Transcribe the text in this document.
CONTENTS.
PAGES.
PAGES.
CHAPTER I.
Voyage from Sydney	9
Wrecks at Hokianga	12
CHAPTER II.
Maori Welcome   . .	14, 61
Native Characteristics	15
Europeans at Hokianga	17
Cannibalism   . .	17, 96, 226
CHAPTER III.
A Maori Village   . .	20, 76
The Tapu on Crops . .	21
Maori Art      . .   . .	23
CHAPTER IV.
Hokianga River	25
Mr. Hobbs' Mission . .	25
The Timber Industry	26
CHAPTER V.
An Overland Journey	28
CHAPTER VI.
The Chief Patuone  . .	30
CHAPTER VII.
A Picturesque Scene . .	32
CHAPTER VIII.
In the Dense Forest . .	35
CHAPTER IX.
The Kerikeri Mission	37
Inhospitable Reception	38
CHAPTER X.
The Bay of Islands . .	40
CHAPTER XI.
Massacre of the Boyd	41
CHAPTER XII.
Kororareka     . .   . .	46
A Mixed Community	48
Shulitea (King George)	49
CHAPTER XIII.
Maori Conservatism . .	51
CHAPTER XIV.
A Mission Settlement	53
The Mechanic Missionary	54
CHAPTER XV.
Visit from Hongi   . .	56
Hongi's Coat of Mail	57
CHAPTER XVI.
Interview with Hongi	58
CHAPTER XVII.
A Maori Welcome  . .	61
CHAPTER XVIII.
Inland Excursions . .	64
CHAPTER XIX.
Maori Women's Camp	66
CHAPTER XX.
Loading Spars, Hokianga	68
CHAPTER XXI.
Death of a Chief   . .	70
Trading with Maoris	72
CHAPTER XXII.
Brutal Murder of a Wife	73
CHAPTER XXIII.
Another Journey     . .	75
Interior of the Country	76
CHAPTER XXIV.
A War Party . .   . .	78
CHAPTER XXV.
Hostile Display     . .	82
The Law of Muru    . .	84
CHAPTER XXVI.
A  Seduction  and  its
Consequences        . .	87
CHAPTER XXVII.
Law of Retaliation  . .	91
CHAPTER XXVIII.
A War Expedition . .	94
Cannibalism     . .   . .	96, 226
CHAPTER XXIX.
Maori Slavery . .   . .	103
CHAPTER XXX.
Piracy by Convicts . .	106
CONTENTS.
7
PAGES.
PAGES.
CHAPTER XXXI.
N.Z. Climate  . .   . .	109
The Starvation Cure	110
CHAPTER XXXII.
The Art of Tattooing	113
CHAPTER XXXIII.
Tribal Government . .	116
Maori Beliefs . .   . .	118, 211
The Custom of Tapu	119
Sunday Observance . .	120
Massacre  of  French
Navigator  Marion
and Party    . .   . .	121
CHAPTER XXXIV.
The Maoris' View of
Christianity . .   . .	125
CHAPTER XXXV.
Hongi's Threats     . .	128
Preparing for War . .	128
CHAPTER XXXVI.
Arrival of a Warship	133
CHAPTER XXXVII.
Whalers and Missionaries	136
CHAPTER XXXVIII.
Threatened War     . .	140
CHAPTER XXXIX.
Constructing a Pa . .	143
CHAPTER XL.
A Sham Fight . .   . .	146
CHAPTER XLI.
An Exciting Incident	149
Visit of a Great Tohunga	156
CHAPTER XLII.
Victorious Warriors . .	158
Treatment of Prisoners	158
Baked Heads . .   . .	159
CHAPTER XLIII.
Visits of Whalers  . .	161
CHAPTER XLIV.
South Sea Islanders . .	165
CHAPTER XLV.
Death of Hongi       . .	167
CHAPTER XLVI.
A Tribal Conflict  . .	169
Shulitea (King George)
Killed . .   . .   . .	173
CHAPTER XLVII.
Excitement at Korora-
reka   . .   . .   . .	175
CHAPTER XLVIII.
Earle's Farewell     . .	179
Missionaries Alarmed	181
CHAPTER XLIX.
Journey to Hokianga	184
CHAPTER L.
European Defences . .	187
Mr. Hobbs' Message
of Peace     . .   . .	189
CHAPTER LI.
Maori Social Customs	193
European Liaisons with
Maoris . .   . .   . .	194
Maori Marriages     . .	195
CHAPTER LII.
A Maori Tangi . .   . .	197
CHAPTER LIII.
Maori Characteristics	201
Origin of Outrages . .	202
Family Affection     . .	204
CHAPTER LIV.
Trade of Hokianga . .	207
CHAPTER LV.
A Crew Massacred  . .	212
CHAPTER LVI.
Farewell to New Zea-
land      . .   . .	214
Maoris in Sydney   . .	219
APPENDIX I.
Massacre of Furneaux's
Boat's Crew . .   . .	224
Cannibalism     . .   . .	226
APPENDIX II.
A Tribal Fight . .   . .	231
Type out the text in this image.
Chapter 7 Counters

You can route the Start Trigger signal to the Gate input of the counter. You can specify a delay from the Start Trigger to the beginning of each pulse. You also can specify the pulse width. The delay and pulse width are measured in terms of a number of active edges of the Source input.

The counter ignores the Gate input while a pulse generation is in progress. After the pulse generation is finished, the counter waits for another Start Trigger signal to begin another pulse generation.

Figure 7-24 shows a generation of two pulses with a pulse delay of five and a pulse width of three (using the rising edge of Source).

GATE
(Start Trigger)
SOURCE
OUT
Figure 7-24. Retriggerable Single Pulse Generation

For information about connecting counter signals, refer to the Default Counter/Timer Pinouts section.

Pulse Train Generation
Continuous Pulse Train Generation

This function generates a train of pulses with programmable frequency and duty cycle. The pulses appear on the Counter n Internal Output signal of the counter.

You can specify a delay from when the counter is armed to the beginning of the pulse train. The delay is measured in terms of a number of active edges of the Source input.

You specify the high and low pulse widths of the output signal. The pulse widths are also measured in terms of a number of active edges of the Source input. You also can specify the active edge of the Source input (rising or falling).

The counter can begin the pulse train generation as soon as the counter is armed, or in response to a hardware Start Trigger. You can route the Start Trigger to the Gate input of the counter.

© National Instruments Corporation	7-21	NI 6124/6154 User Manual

#### Brief
Check each line of the data above for the string "Hongi" and report only how many lines have it.

#### Task answer
5